[ESTRATTO DEL DOCUMENTO]
Il presidente americano ha specificato che chiunque offrirà all’Iran un’ancora di salvezza subirà “conseguenze economiche tremende”. Un messaggio che suona come un monito universale rivolto a qualsiasi alleato o Paese terzo per isolare totalmente la Repubblica Islamica.
I SETTORI SOTTO LA LENTE DI TRUMP
Il presidente statunitense non ha fornito un elenco dettagliato di Paesi bersaglio. Nel mirino di Trump ci sono aziende, banche, aeroporti o enti pubblici che potrebbero offrire supporto finanziario o commerciale all’Iran. Una delle principali fonti di sostentamento del Paese Medio-Orientale è il greggio. Il commercio di petrolio iraniano in Europa si è azzerato, ma le esportazioni di Teheran sono continuate quasi esclusivamente verso la Cina grazie all’ormai celebre “flotta fantasma” di navi cisterne.
DAZI, COSA RISCHIA L’ITALIA?
In passato l’Italia ha stretto relazioni commerciali di rilievo con l’Iran nel settore energetico, ma la riattivazione delle sanzioni statunitensi e le tensioni geopolitiche internazionali hanno spinto le principali aziende e istituzioni finanziarie italiane a interrompere o ridurre drasticamente i rapporti operativi con il Paese. In particolare, i principali attori europei ed italiani del comparto Oil & Gas e delle infrastrutture energetiche si sono completamente disimpegnati dopo il ripristino delle sanzioni USA.
Eni ha siglato il primo accordo nel Paese nel 1957, un rapporto intensificato dopo l’accordo nucleare del 2015 (JCPOA), che ha dato il via a nuovi contratti. Proprio l’intesa sul nucleare, bocciata dagli Stati Uniti nel 2018, è la causa scatenante dei dazi statunitensi contro il Paese Medio-Orientale applicate sul commercio di metalli, valuta, auto, esportazione di petrolio e gas, servizi finanziari/bancari e sul settore navale e portuale iraniano. Una mossa che ha spinto Eni a qualsiasi nuovo investimento, limitandosi solo al recupero dei vecchi crediti pregressi con la compagnia statale NIOC attraverso deroghe concordate con le autorità statunitensi.
[/ESTRATTO DEL DOCUMENTO]
[DATI FORNITI]
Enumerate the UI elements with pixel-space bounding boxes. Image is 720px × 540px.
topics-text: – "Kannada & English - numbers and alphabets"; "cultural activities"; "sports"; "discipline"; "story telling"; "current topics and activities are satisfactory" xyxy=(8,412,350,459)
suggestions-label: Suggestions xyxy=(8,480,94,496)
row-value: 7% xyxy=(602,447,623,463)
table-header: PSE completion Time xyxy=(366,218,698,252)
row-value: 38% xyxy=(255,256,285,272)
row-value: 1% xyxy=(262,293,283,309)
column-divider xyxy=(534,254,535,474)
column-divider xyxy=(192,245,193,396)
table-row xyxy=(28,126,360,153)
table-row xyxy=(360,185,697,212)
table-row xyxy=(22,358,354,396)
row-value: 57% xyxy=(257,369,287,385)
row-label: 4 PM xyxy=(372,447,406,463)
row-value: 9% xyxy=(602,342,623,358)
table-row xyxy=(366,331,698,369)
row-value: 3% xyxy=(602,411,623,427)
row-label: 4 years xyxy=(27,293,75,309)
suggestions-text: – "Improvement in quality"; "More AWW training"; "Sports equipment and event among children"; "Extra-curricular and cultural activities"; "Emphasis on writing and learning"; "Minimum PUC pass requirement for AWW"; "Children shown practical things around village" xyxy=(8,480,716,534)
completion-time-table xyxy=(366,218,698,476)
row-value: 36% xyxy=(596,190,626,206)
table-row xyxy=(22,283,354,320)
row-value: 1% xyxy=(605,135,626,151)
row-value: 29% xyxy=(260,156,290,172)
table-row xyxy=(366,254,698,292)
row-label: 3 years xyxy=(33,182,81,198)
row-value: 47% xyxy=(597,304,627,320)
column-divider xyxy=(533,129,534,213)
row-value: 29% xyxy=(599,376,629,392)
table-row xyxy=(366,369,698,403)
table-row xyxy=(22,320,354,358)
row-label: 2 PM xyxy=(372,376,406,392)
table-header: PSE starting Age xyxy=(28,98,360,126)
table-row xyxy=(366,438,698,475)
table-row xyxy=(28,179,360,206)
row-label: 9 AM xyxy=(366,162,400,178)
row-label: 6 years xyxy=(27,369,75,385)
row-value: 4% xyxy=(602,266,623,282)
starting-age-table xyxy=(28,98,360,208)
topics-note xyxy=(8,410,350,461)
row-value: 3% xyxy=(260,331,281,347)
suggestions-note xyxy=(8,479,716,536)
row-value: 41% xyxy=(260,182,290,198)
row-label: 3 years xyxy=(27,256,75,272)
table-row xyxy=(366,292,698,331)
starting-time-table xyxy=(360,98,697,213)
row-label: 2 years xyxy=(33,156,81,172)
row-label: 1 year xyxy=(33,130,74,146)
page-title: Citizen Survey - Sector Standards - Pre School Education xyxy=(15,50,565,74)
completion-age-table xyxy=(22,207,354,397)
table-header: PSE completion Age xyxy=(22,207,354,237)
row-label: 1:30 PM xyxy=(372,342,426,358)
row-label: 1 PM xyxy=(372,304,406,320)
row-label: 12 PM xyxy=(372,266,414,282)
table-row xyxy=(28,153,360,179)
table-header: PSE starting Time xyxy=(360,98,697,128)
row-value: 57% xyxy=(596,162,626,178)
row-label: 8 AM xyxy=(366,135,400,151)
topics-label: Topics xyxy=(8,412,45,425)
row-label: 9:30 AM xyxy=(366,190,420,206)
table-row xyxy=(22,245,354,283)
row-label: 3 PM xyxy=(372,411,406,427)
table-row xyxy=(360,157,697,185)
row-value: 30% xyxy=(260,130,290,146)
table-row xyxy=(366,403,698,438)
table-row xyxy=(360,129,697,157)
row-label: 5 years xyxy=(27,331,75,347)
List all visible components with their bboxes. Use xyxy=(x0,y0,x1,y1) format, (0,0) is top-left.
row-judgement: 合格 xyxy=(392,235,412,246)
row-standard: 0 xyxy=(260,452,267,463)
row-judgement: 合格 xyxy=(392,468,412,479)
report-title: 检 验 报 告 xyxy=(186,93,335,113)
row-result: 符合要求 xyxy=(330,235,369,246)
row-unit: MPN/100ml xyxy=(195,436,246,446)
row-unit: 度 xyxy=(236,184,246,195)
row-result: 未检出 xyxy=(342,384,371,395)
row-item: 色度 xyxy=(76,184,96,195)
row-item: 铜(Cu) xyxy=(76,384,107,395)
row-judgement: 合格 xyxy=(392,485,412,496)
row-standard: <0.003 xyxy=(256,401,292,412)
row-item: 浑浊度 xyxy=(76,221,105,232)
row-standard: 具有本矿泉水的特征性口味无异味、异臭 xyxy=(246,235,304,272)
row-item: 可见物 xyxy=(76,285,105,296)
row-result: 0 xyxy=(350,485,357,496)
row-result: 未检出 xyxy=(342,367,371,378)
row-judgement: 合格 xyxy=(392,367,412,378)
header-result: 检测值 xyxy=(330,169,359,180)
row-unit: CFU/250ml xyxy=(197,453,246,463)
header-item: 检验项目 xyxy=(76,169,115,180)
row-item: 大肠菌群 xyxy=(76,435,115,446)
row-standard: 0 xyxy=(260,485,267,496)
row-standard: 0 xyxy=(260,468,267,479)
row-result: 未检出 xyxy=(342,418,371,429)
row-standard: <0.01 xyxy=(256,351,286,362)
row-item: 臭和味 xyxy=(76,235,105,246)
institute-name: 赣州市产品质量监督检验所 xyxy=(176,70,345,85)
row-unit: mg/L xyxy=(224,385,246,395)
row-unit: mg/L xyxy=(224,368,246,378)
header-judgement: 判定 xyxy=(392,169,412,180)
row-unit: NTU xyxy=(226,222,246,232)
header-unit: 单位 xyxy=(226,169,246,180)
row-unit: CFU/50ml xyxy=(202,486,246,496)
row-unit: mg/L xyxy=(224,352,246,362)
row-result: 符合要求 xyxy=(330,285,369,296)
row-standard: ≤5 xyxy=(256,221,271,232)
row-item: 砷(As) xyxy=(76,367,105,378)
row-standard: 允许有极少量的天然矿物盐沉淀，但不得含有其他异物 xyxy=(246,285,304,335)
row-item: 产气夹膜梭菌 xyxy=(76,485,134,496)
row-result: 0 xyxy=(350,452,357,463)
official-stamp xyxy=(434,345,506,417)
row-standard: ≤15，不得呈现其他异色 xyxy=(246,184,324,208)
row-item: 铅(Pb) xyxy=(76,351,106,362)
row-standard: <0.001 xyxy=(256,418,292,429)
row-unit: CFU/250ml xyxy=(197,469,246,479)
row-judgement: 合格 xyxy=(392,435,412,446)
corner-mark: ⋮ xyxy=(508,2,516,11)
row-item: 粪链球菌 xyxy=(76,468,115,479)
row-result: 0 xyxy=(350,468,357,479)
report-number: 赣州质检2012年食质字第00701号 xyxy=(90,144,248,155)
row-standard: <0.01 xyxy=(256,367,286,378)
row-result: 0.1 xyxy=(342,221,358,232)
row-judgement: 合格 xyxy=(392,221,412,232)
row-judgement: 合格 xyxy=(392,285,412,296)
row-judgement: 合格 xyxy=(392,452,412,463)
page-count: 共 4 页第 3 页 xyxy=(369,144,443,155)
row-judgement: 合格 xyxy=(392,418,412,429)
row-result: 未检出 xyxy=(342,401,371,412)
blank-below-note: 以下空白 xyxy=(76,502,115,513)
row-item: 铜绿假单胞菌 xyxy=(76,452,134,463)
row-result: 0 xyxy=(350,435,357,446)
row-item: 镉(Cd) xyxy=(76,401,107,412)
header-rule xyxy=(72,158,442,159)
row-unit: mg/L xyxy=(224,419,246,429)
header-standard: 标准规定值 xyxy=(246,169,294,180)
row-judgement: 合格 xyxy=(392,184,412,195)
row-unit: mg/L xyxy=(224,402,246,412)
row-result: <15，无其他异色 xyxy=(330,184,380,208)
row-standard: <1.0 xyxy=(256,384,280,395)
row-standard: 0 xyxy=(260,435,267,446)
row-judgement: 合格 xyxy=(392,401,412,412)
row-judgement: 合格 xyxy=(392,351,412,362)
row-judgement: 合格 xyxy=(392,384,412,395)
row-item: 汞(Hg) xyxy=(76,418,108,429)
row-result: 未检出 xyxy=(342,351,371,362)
[/DATI FORNITI]
ISTRUZIONI
- A) Rispondi a queste domande sul testo riguardante l'Iran e i dazi:
(i) In che anno Eni ha siglato il primo accordo in Iran?
(ii) Verso quale Paese sono continuate quasi esclusivamente le esportazioni di petrolio di Teheran?
(iii) In che anno gli Stati Uniti hanno bocciato l'intesa sul nucleare?
- B) Trascrivi fedelmente il passo del testo sull'Iran e i dazi che si apre con le parole contenenti "DAZI, COSA RISCHIA" e si chiude con "delle sanzioni USA.".

RISPOSTE
- A)
(i) Nel 1957.
(ii) Verso la Cina.
(iii) Nel 2018.

- B)
DAZI, COSA RISCHIA L’ITALIA?
In passato l’Italia ha stretto relazioni commerciali di rilievo con l’Iran nel settore energetico, ma la riattivazione delle sanzioni statunitensi e le tensioni geopolitiche internazionali hanno spinto le principali aziende e istituzioni finanziarie italiane a interrompere o ridurre drasticamente i rapporti operativi con il Paese. In particolare, i principali attori europei ed italiani del comparto Oil & Gas e delle infrastrutture energetiche si sono completamente disimpegnati dopo il ripristino delle sanzioni USA.